■ Metin parçası ■

15 Ekim 2018 Pazartesi

EVDE SIKI YÖNETİM İLANI


Bacılar Meclisi Müzakerede

Evet, efendim bizde korkulan oldu. Entel Bacı,  Bacılar Meclisi yönetimine el koydu. Sıkıyönetim ilan edildi…

Malum, daha önce Dantel&Domestik Bacılar, Dantel Devrimigerçekleştirmişlerdi. Karşı cevap gecikmedi…

Dantel&Domestik bacılar şaşkın, lakin yapabilecekleri bir şey yok gibi görünüyor. Mecburen ortama ayak uyduracaklar.

Entel Bacı ilk iş Dantelin el işlerine el koydu. Bu sıcaklarda örgü mü yapılırmış, kaldır şu yayıntıları “diye şarlayınca Dantel” ama bunlar koton, örerken elleri terletmez” diyecek oldu ama Entel ellerini beline koyup gözlerini öyle bir  devirdi ki, zavallı Dantel cümlenin sonunu yutmak zorunda kaldı. Mecburen şişleri, yünleri, tığları sepetine doldurup vitrinin üzerine kaldırdı. Ona da Domestik cırladı “onlar oraya konur mu hiç, sende estetik kaygısı denen şey yok mu? “ deyince mecburen toplayıp çekmeceye doldurdu.

Domestiğin cırlamasını duyan Entel elleri belinde ona dönüp “dur bakalım sıra sende, sen bi konuşma şimdilik “diye azarlayınca susmak zorunda kaldı.

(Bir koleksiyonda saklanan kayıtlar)
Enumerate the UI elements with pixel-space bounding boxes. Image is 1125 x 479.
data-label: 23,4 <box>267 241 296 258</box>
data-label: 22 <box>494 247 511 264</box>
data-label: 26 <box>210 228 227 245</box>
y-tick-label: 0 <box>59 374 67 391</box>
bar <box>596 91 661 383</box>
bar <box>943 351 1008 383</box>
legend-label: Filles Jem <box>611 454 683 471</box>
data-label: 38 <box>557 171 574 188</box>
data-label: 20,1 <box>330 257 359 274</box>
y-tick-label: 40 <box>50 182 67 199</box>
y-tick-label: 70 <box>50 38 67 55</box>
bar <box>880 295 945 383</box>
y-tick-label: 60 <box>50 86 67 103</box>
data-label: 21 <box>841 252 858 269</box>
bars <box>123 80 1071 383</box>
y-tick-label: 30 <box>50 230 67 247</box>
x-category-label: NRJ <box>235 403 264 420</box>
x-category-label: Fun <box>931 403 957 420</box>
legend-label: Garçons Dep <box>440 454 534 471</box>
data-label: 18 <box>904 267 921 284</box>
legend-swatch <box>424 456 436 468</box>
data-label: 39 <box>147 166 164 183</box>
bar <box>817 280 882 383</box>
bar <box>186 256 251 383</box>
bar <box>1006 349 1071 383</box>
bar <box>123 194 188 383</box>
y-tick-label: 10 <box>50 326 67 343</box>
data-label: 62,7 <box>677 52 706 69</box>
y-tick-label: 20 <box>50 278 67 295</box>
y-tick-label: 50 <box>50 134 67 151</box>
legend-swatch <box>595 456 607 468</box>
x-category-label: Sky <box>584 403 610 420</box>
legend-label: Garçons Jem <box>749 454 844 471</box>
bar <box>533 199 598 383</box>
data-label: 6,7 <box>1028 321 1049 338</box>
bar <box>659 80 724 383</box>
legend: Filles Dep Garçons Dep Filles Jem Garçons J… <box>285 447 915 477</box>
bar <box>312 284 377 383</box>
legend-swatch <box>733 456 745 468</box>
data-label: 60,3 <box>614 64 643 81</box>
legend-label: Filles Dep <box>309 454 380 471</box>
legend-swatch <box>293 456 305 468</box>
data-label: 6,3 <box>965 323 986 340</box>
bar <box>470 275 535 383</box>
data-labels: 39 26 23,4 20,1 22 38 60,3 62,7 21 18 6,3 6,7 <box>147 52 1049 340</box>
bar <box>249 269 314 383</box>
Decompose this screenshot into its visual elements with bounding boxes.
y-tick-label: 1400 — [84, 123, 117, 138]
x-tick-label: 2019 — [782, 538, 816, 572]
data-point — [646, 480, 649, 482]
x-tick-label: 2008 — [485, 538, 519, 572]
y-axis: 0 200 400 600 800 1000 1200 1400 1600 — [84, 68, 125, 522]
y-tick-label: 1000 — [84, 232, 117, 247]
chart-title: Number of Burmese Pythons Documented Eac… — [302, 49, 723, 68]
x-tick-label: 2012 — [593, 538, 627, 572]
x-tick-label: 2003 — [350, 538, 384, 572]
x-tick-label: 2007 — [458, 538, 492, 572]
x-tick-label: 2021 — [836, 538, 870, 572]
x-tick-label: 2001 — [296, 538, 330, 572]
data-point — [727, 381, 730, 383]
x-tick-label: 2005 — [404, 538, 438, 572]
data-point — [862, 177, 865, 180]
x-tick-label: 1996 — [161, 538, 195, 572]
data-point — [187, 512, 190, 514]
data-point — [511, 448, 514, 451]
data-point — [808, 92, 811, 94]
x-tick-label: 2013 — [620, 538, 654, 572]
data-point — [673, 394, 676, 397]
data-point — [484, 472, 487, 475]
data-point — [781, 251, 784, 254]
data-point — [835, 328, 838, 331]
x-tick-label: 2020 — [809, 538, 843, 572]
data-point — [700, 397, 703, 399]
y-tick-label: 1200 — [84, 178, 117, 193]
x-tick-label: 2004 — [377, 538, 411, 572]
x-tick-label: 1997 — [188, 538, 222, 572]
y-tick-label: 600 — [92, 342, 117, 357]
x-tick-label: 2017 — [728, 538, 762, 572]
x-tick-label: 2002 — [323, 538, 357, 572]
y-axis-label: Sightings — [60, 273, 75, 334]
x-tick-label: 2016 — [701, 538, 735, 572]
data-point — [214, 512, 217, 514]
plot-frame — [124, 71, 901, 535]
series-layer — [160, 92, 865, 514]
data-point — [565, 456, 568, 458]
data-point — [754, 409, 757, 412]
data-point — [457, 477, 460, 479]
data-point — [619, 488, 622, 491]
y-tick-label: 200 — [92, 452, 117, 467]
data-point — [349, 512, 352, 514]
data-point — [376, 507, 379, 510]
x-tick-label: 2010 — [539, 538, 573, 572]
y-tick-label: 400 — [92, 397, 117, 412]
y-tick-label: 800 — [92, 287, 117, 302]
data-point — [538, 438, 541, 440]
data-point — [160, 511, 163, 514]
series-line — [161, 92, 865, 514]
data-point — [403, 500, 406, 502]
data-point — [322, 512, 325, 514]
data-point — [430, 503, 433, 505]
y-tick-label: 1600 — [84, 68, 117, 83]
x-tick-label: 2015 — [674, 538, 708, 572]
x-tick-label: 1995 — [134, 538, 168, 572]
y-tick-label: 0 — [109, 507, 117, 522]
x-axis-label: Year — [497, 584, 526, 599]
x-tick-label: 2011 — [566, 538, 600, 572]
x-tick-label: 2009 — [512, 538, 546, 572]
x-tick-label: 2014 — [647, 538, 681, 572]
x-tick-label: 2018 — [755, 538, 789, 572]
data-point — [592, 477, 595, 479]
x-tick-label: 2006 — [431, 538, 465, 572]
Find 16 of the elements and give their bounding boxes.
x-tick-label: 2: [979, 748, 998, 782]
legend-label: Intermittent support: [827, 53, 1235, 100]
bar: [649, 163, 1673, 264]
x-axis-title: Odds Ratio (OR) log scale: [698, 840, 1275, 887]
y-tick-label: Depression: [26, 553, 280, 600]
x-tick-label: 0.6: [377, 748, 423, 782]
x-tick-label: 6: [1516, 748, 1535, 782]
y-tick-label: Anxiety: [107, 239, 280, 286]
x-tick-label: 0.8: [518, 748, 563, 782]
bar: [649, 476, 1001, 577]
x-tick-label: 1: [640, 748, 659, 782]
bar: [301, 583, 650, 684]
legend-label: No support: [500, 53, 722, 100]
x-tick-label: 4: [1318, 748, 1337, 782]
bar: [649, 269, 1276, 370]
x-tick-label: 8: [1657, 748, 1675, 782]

■ Verilen görev 1 ■
Metin parçasına göre Entel Bacı ilk iş olarak neye el koydu?
■ Verilen görev 2 ■
Metin parçasına göre Dantel örgü malzemelerini vitrinin üzerinden neden alıp çekmeceye doldurdu, açıklayın.
■ Verilen görev 3 ■
Metin parçasında "Malum, daha önce" sözlerini içeren yerle başlayıp "ortama ayak uyduracaklar." ile biten kısmı aynen geri verin.
Bu kayıtlara gerek yoktur.

■ Doğru cevap 1 ■
Dantel'in el işlerine el koydu.

■ Doğru cevap 2 ■
Domestik, bunların oraya konulamayacağını söyleyerek Dantel'e estetik kaygısı olup olmadığını sordu. Bunun üzerine Dantel malzemeleri mecburen toplayıp çekmeceye doldurdu.

■ Doğru cevap 3 ■
Malum, daha önce Dantel&Domestik Bacılar, Dantel Devrimigerçekleştirmişlerdi. Karşı cevap gecikmedi…

Dantel&Domestik bacılar şaşkın, lakin yapabilecekleri bir şey yok gibi görünüyor. Mecburen ortama ayak uyduracaklar.